start
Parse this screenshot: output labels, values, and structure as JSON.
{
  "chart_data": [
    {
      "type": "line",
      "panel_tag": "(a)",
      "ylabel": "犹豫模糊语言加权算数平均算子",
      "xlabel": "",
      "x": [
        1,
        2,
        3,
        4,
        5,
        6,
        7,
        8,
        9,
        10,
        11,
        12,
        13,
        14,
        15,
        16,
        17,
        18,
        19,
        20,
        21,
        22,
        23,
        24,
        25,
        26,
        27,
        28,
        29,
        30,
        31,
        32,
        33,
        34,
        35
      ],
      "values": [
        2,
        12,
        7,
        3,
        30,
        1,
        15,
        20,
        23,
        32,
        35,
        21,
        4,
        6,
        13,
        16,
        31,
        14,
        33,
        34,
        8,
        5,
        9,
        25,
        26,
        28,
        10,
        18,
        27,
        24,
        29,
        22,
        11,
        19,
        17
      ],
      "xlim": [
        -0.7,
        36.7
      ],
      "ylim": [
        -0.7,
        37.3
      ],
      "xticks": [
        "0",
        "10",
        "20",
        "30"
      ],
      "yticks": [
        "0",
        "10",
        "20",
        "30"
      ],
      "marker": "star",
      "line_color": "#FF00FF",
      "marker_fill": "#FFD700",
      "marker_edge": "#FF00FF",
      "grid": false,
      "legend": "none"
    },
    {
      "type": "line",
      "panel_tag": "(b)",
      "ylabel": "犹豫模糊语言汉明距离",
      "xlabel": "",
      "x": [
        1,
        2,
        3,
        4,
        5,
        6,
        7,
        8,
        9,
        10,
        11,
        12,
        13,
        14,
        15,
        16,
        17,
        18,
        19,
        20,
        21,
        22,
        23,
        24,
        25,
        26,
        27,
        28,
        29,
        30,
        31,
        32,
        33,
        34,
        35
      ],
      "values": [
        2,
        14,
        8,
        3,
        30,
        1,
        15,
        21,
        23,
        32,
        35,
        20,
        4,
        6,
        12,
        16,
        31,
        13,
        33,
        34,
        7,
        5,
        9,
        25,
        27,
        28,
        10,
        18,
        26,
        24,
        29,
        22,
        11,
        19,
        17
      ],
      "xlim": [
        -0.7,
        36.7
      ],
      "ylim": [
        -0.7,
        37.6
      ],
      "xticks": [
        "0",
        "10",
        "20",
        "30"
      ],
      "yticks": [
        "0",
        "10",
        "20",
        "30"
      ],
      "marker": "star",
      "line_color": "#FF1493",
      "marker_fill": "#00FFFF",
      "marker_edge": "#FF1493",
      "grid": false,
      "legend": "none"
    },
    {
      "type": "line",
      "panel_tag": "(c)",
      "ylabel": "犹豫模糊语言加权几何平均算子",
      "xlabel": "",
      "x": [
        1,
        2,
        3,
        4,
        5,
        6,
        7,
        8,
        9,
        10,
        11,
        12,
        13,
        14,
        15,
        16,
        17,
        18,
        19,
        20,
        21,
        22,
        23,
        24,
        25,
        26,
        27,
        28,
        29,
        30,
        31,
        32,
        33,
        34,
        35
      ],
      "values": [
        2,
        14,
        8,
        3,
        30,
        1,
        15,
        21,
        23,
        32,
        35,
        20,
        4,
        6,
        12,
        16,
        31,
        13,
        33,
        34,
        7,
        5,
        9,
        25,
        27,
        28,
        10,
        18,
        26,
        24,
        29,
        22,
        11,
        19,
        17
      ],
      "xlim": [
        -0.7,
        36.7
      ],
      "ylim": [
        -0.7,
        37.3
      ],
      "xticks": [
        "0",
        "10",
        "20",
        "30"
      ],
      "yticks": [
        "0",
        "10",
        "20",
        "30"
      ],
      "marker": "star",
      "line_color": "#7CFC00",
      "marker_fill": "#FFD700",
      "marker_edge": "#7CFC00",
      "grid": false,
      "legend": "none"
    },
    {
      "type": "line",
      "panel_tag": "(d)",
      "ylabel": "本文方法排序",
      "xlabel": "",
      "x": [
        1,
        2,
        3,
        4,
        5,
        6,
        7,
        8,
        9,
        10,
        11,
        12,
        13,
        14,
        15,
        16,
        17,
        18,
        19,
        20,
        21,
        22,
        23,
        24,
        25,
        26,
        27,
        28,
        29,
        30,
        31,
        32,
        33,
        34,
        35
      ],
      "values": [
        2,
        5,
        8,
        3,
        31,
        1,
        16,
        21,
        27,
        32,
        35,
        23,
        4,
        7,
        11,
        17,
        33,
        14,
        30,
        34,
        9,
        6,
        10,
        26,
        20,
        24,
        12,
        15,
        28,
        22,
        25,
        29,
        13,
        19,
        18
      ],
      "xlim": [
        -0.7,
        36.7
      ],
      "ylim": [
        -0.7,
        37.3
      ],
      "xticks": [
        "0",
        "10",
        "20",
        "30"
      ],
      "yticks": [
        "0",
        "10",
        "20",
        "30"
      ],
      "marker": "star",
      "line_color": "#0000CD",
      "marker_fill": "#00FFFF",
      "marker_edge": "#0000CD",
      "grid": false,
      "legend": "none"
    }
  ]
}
end
DIRECTIVE
Restate each entry exactly, skipping none.

COMPLETED TASK
Parse this screenshot: output labels, values, and structure as JSON.
{
  "chart_data": [
    {
      "type": "line",
      "panel_tag": "(a)",
      "ylabel": "犹豫模糊语言加权算数平均算子",
      "xlabel": "",
      "x": [
        1,
        2,
        3,
        4,
        5,
        6,
        7,
        8,
        9,
        10,
        11,
        12,
        13,
        14,
        15,
        16,
        17,
        18,
        19,
        20,
        21,
        22,
        23,
        24,
        25,
        26,
        27,
        28,
        29,
        30,
        31,
        32,
        33,
        34,
        35
      ],
      "values": [
        2,
        12,
        7,
        3,
        30,
        1,
        15,
        20,
        23,
        32,
        35,
        21,
        4,
        6,
        13,
        16,
        31,
        14,
        33,
        34,
        8,
        5,
        9,
        25,
        26,
        28,
        10,
        18,
        27,
        24,
        29,
        22,
        11,
        19,
        17
      ],
      "xlim": [
        -0.7,
        36.7
      ],
      "ylim": [
        -0.7,
        37.3
      ],
      "xticks": [
        "0",
        "10",
        "20",
        "30"
      ],
      "yticks": [
        "0",
        "10",
        "20",
        "30"
      ],
      "marker": "star",
      "line_color": "#FF00FF",
      "marker_fill": "#FFD700",
      "marker_edge": "#FF00FF",
      "grid": false,
      "legend": "none"
    },
    {
      "type": "line",
      "panel_tag": "(b)",
      "ylabel": "犹豫模糊语言汉明距离",
      "xlabel": "",
      "x": [
        1,
        2,
        3,
        4,
        5,
        6,
        7,
        8,
        9,
        10,
        11,
        12,
        13,
        14,
        15,
        16,
        17,
        18,
        19,
        20,
        21,
        22,
        23,
        24,
        25,
        26,
        27,
        28,
        29,
        30,
        31,
        32,
        33,
        34,
        35
      ],
      "values": [
        2,
        14,
        8,
        3,
        30,
        1,
        15,
        21,
        23,
        32,
        35,
        20,
        4,
        6,
        12,
        16,
        31,
        13,
        33,
        34,
        7,
        5,
        9,
        25,
        27,
        28,
        10,
        18,
        26,
        24,
        29,
        22,
        11,
        19,
        17
      ],
      "xlim": [
        -0.7,
        36.7
      ],
      "ylim": [
        -0.7,
        37.6
      ],
      "xticks": [
        "0",
        "10",
        "20",
        "30"
      ],
      "yticks": [
        "0",
        "10",
        "20",
        "30"
      ],
      "marker": "star",
      "line_color": "#FF1493",
      "marker_fill": "#00FFFF",
      "marker_edge": "#FF1493",
      "grid": false,
      "legend": "none"
    },
    {
      "type": "line",
      "panel_tag": "(c)",
      "ylabel": "犹豫模糊语言加权几何平均算子",
      "xlabel": "",
      "x": [
        1,
        2,
        3,
        4,
        5,
        6,
        7,
        8,
        9,
        10,
        11,
        12,
        13,
        14,
        15,
        16,
        17,
        18,
        19,
        20,
        21,
        22,
        23,
        24,
        25,
        26,
        27,
        28,
        29,
        30,
        31,
        32,
        33,
        34,
        35
      ],
      "values": [
        2,
        14,
        8,
        3,
        30,
        1,
        15,
        21,
        23,
        32,
        35,
        20,
        4,
        6,
        12,
        16,
        31,
        13,
        33,
        34,
        7,
        5,
        9,
        25,
        27,
        28,
        10,
        18,
        26,
        24,
        29,
        22,
        11,
        19,
        17
      ],
      "xlim": [
        -0.7,
        36.7
      ],
      "ylim": [
        -0.7,
        37.3
      ],
      "xticks": [
        "0",
        "10",
        "20",
        "30"
      ],
      "yticks": [
        "0",
        "10",
        "20",
        "30"
      ],
      "marker": "star",
      "line_color": "#7CFC00",
      "marker_fill": "#FFD700",
      "marker_edge": "#7CFC00",
      "grid": false,
      "legend": "none"
    },
    {
      "type": "line",
      "panel_tag": "(d)",
      "ylabel": "本文方法排序",
      "xlabel": "",
      "x": [
        1,
        2,
        3,
        4,
        5,
        6,
        7,
        8,
        9,
        10,
        11,
        12,
        13,
        14,
        15,
        16,
        17,
        18,
        19,
        20,
        21,
        22,
        23,
        24,
        25,
        26,
        27,
        28,
        29,
        30,
        31,
        32,
        33,
        34,
        35
      ],
      "values": [
        2,
        5,
        8,
        3,
        31,
        1,
        16,
        21,
        27,
        32,
        35,
        23,
        4,
        7,
        11,
        17,
        33,
        14,
        30,
        34,
        9,
        6,
        10,
        26,
        20,
        24,
        12,
        15,
        28,
        22,
        25,
        29,
        13,
        19,
        18
      ],
      "xlim": [
        -0.7,
        36.7
      ],
      "ylim": [
        -0.7,
        37.3
      ],
      "xticks": [
        "0",
        "10",
        "20",
        "30"
      ],
      "yticks": [
        "0",
        "10",
        "20",
        "30"
      ],
      "marker": "star",
      "line_color": "#0000CD",
      "marker_fill": "#00FFFF",
      "marker_edge": "#0000CD",
      "grid": false,
      "legend": "none"
    }
  ]
}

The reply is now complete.